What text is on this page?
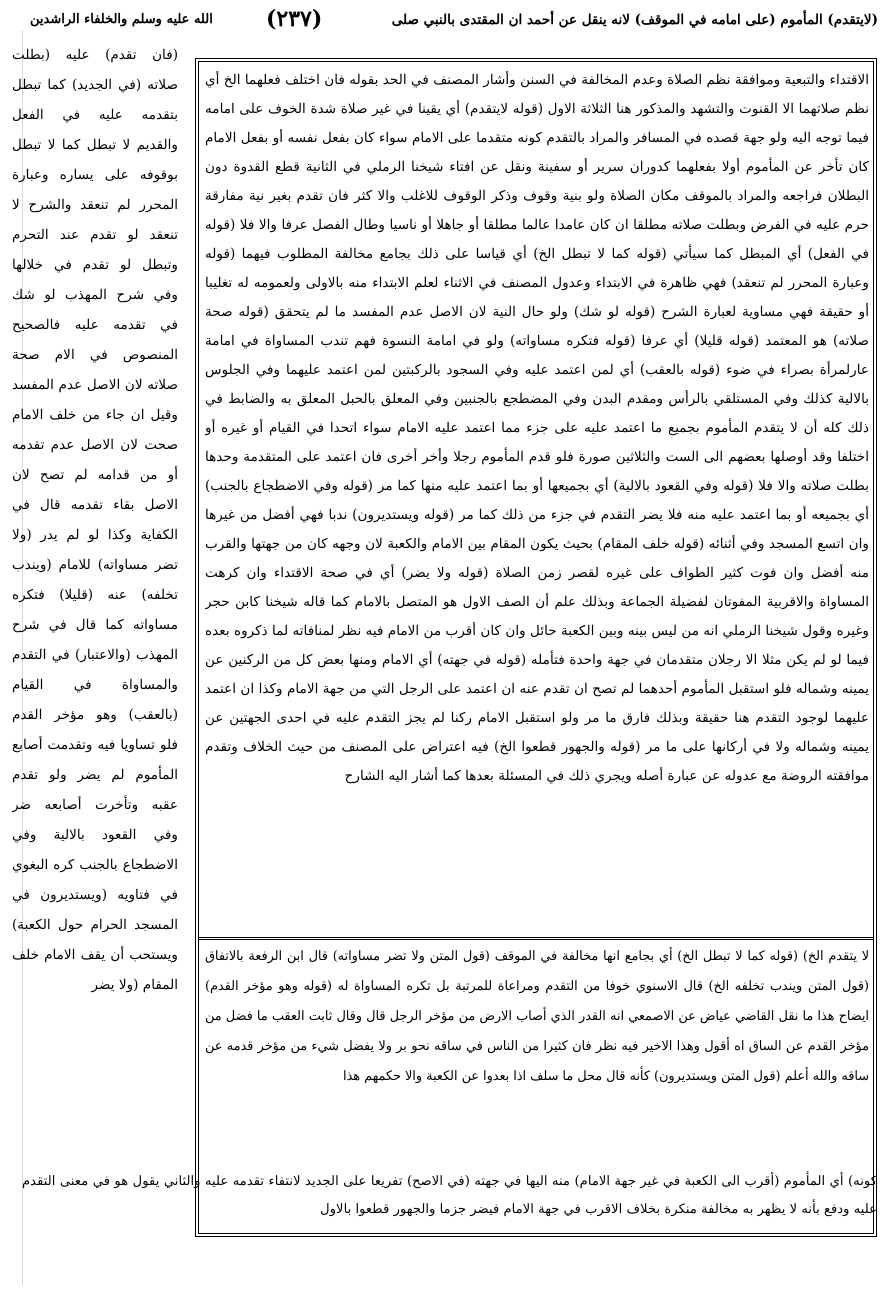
(لايتقدم) المأموم (على امامه في الموقف) لانه ينقل عن أحمد ان المقتدى بالنبي صلى
(٢٣٧)
الله عليه وسلم والخلفاء الراشدين

(فان تقدم) عليه (بطلت صلاته (في الجديد) كما تبطل بتقدمه عليه في الفعل والقديم لا تبطل كما لا تبطل بوقوفه على يساره وعبارة المحرر لم تنعقد والشرح لا تنعقد لو تقدم عند التحرم وتبطل لو تقدم في خلالها وفي شرح المهذب لو شك في تقدمه عليه فالصحيح المنصوص في الام صحة صلاته لان الاصل عدم المفسد وقيل ان جاء من خلف الامام صحت لان الاصل عدم تقدمه أو من قدامه لم تصح لان الاصل بقاء تقدمه قال في الكفاية وكذا لو لم يدر (ولا تضر مساواته) للامام (ويندب تخلفه) عنه (قليلا) فتكره مساواته كما قال في شرح المهذب (والاعتبار) في التقدم والمساواة في القيام (بالعقب) وهو مؤخر القدم فلو تساويا فيه وتقدمت أصابع المأموم لم يضر ولو تقدم عقبه وتأخرت أصابعه ضر وفي القعود بالالية وفي الاضطجاع بالجنب كره البغوي في فتاويه (ويستديرون في المسجد الحرام حول الكعبة) ويستحب أن يقف الامام خلف المقام (ولا يضر

الاقتداء والتبعية وموافقة نظم الصلاة وعدم المخالفة في السنن وأشار المصنف في الحد بقوله فان اختلف فعلهما الخ أي نظم صلاتهما الا القنوت والتشهد والمذكور هنا الثلاثة الاول (قوله لايتقدم) أي يقينا في غير صلاة شدة الخوف على امامه فيما توجه اليه ولو جهة قصده في المسافر والمراد بالتقدم كونه متقدما على الامام سواء كان بفعل نفسه أو بفعل الامام كان تأخر عن المأموم أولا بفعلهما كدوران سرير أو سفينة ونقل عن افتاء شيخنا الرملي في الثانية قطع القدوة دون البطلان فراجعه والمراد بالموقف مكان الصلاة ولو بنية وقوف وذكر الوقوف للاغلب والا كثر فان تقدم بغير نية مفارقة حرم عليه في الفرض وبطلت صلاته مطلقا ان كان عامدا عالما مطلقا أو جاهلا أو ناسيا وطال الفصل عرفا والا فلا (قوله في الفعل) أي المبطل كما سيأتي (قوله كما لا تبطل الخ) أي قياسا على ذلك بجامع مخالفة المطلوب فيهما (قوله وعبارة المحرر لم تنعقد) فهي ظاهرة في الابتداء وعدول المصنف في الاثناء لعلم الابتداء منه بالاولى ولعمومه له تغليبا أو حقيقة فهي مساوية لعبارة الشرح (قوله لو شك) ولو حال النية لان الاصل عدم المفسد ما لم يتحقق (قوله صحة صلاته) هو المعتمد (قوله قليلا) أي عرفا (قوله فتكره مساواته) ولو في امامة النسوة فهم تندب المساواة في امامة عارلمرأة بصراء في ضوء (قوله بالعقب) أي لمن اعتمد عليه وفي السجود بالركبتين لمن اعتمد عليهما وفي الجلوس بالالية كذلك وفي المستلقي بالرأس ومقدم البدن وفي المضطجع بالجنبين وفي المعلق بالحبل المعلق به والضابط في ذلك كله أن لا يتقدم المأموم بجميع ما اعتمد عليه على جزء مما اعتمد عليه الامام سواء اتحدا في القيام أو غيره أو اختلفا وقد أوصلها بعضهم الى الست والثلاثين صورة فلو قدم المأموم رجلا وأخر أخرى فان اعتمد على المتقدمة وحدها بطلت صلاته والا فلا (قوله وفي القعود بالالية) أي بجميعها أو بما اعتمد عليه منها كما مر (قوله وفي الاضطجاع بالجنب) أي بجميعه أو بما اعتمد عليه منه فلا يضر التقدم في جزء من ذلك كما مر (قوله ويستديرون) ندبا فهي أفضل من غيرها وان اتسع المسجد وفي أثنائه (قوله خلف المقام) بحيث يكون المقام بين الامام والكعبة لان وجهه كان من جهتها والقرب منه أفضل وان فوت كثير الطواف على غيره لقصر زمن الصلاة (قوله ولا يضر) أي في صحة الاقتداء وان كرهت المساواة والاقربية المفوتان لفضيلة الجماعة وبذلك علم أن الصف الاول هو المتصل بالامام كما قاله شيخنا كابن حجر وغيره وقول شيخنا الرملي انه من ليس بينه وبين الكعبة حائل وان كان أقرب من الامام فيه نظر لمنافاته لما ذكروه بعده فيما لو لم يكن مثلا الا رجلان متقدمان في جهة واحدة فتأمله (قوله في جهته) أي الامام ومنها بعض كل من الركنين عن يمينه وشماله فلو استقبل المأموم أحدهما لم تصح ان تقدم عنه ان اعتمد على الرجل التي من جهة الامام وكذا ان اعتمد عليهما لوجود التقدم هنا حقيقة وبذلك فارق ما مر ولو استقبل الامام ركنا لم يجز التقدم عليه في احدى الجهتين عن يمينه وشماله ولا في أركانها على ما مر (قوله والجهور قطعوا الخ) فيه اعتراض على المصنف من حيث الخلاف وتقدم موافقته الروضة مع عدوله عن عبارة أصله ويجري ذلك في المسئلة بعدها كما أشار اليه الشارح

لا يتقدم الخ) (قوله كما لا تبطل الخ) أي بجامع انها مخالفة في الموقف (قول المتن ولا تضر مساواته) قال ابن الرفعة بالاتفاق (قول المتن ويندب تخلفه الخ) قال الاسنوي خوفا من التقدم ومراعاة للمرتبة بل تكره المساواة له (قوله وهو مؤخر القدم) ايضاح هذا ما نقل القاضي عياض عن الاصمعي انه القدر الذي أصاب الارض من مؤخر الرجل قال وقال ثابت العقب ما فضل من مؤخر القدم عن الساق اه أقول وهذا الاخير فيه نظر فان كثيرا من الناس في ساقه نحو بر ولا يفضل شيء من مؤخر قدمه عن ساقه والله أعلم (قول المتن ويستديرون) كأنه قال محل ما سلف اذا بعدوا عن الكعبة والا حكمهم هذا

كونه) أي المأموم (أقرب الى الكعبة في غير جهة الامام) منه اليها في جهته (في الاصح) تفريعا على الجديد لانتفاء تقدمه عليه والثاني يقول هو في معنى التقدم عليه ودفع بأنه لا يظهر به مخالفة منكرة بخلاف الاقرب في جهة الامام فيضر جزما والجهور قطعوا بالاول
# # # #
● Task requirements
In your copy, leave out the pictures and reproduce the material above exactly.

● Response below
What text is on this page?
(لايتقدم) المأموم (على امامه في الموقف) لانه ينقل عن أحمد ان المقتدى بالنبي صلى
(٢٣٧)
الله عليه وسلم والخلفاء الراشدين

(فان تقدم) عليه (بطلت صلاته (في الجديد) كما تبطل بتقدمه عليه في الفعل والقديم لا تبطل كما لا تبطل بوقوفه على يساره وعبارة المحرر لم تنعقد والشرح لا تنعقد لو تقدم عند التحرم وتبطل لو تقدم في خلالها وفي شرح المهذب لو شك في تقدمه عليه فالصحيح المنصوص في الام صحة صلاته لان الاصل عدم المفسد وقيل ان جاء من خلف الامام صحت لان الاصل عدم تقدمه أو من قدامه لم تصح لان الاصل بقاء تقدمه قال في الكفاية وكذا لو لم يدر (ولا تضر مساواته) للامام (ويندب تخلفه) عنه (قليلا) فتكره مساواته كما قال في شرح المهذب (والاعتبار) في التقدم والمساواة في القيام (بالعقب) وهو مؤخر القدم فلو تساويا فيه وتقدمت أصابع المأموم لم يضر ولو تقدم عقبه وتأخرت أصابعه ضر وفي القعود بالالية وفي الاضطجاع بالجنب كره البغوي في فتاويه (ويستديرون في المسجد الحرام حول الكعبة) ويستحب أن يقف الامام خلف المقام (ولا يضر

الاقتداء والتبعية وموافقة نظم الصلاة وعدم المخالفة في السنن وأشار المصنف في الحد بقوله فان اختلف فعلهما الخ أي نظم صلاتهما الا القنوت والتشهد والمذكور هنا الثلاثة الاول (قوله لايتقدم) أي يقينا في غير صلاة شدة الخوف على امامه فيما توجه اليه ولو جهة قصده في المسافر والمراد بالتقدم كونه متقدما على الامام سواء كان بفعل نفسه أو بفعل الامام كان تأخر عن المأموم أولا بفعلهما كدوران سرير أو سفينة ونقل عن افتاء شيخنا الرملي في الثانية قطع القدوة دون البطلان فراجعه والمراد بالموقف مكان الصلاة ولو بنية وقوف وذكر الوقوف للاغلب والا كثر فان تقدم بغير نية مفارقة حرم عليه في الفرض وبطلت صلاته مطلقا ان كان عامدا عالما مطلقا أو جاهلا أو ناسيا وطال الفصل عرفا والا فلا (قوله في الفعل) أي المبطل كما سيأتي (قوله كما لا تبطل الخ) أي قياسا على ذلك بجامع مخالفة المطلوب فيهما (قوله وعبارة المحرر لم تنعقد) فهي ظاهرة في الابتداء وعدول المصنف في الاثناء لعلم الابتداء منه بالاولى ولعمومه له تغليبا أو حقيقة فهي مساوية لعبارة الشرح (قوله لو شك) ولو حال النية لان الاصل عدم المفسد ما لم يتحقق (قوله صحة صلاته) هو المعتمد (قوله قليلا) أي عرفا (قوله فتكره مساواته) ولو في امامة النسوة فهم تندب المساواة في امامة عارلمرأة بصراء في ضوء (قوله بالعقب) أي لمن اعتمد عليه وفي السجود بالركبتين لمن اعتمد عليهما وفي الجلوس بالالية كذلك وفي المستلقي بالرأس ومقدم البدن وفي المضطجع بالجنبين وفي المعلق بالحبل المعلق به والضابط في ذلك كله أن لا يتقدم المأموم بجميع ما اعتمد عليه على جزء مما اعتمد عليه الامام سواء اتحدا في القيام أو غيره أو اختلفا وقد أوصلها بعضهم الى الست والثلاثين صورة فلو قدم المأموم رجلا وأخر أخرى فان اعتمد على المتقدمة وحدها بطلت صلاته والا فلا (قوله وفي القعود بالالية) أي بجميعها أو بما اعتمد عليه منها كما مر (قوله وفي الاضطجاع بالجنب) أي بجميعه أو بما اعتمد عليه منه فلا يضر التقدم في جزء من ذلك كما مر (قوله ويستديرون) ندبا فهي أفضل من غيرها وان اتسع المسجد وفي أثنائه (قوله خلف المقام) بحيث يكون المقام بين الامام والكعبة لان وجهه كان من جهتها والقرب منه أفضل وان فوت كثير الطواف على غيره لقصر زمن الصلاة (قوله ولا يضر) أي في صحة الاقتداء وان كرهت المساواة والاقربية المفوتان لفضيلة الجماعة وبذلك علم أن الصف الاول هو المتصل بالامام كما قاله شيخنا كابن حجر وغيره وقول شيخنا الرملي انه من ليس بينه وبين الكعبة حائل وان كان أقرب من الامام فيه نظر لمنافاته لما ذكروه بعده فيما لو لم يكن مثلا الا رجلان متقدمان في جهة واحدة فتأمله (قوله في جهته) أي الامام ومنها بعض كل من الركنين عن يمينه وشماله فلو استقبل المأموم أحدهما لم تصح ان تقدم عنه ان اعتمد على الرجل التي من جهة الامام وكذا ان اعتمد عليهما لوجود التقدم هنا حقيقة وبذلك فارق ما مر ولو استقبل الامام ركنا لم يجز التقدم عليه في احدى الجهتين عن يمينه وشماله ولا في أركانها على ما مر (قوله والجهور قطعوا الخ) فيه اعتراض على المصنف من حيث الخلاف وتقدم موافقته الروضة مع عدوله عن عبارة أصله ويجري ذلك في المسئلة بعدها كما أشار اليه الشارح

لا يتقدم الخ) (قوله كما لا تبطل الخ) أي بجامع انها مخالفة في الموقف (قول المتن ولا تضر مساواته) قال ابن الرفعة بالاتفاق (قول المتن ويندب تخلفه الخ) قال الاسنوي خوفا من التقدم ومراعاة للمرتبة بل تكره المساواة له (قوله وهو مؤخر القدم) ايضاح هذا ما نقل القاضي عياض عن الاصمعي انه القدر الذي أصاب الارض من مؤخر الرجل قال وقال ثابت العقب ما فضل من مؤخر القدم عن الساق اه أقول وهذا الاخير فيه نظر فان كثيرا من الناس في ساقه نحو بر ولا يفضل شيء من مؤخر قدمه عن ساقه والله أعلم (قول المتن ويستديرون) كأنه قال محل ما سلف اذا بعدوا عن الكعبة والا حكمهم هذا

كونه) أي المأموم (أقرب الى الكعبة في غير جهة الامام) منه اليها في جهته (في الاصح) تفريعا على الجديد لانتفاء تقدمه عليه والثاني يقول هو في معنى التقدم عليه ودفع بأنه لا يظهر به مخالفة منكرة بخلاف الاقرب في جهة الامام فيضر جزما والجهور قطعوا بالاول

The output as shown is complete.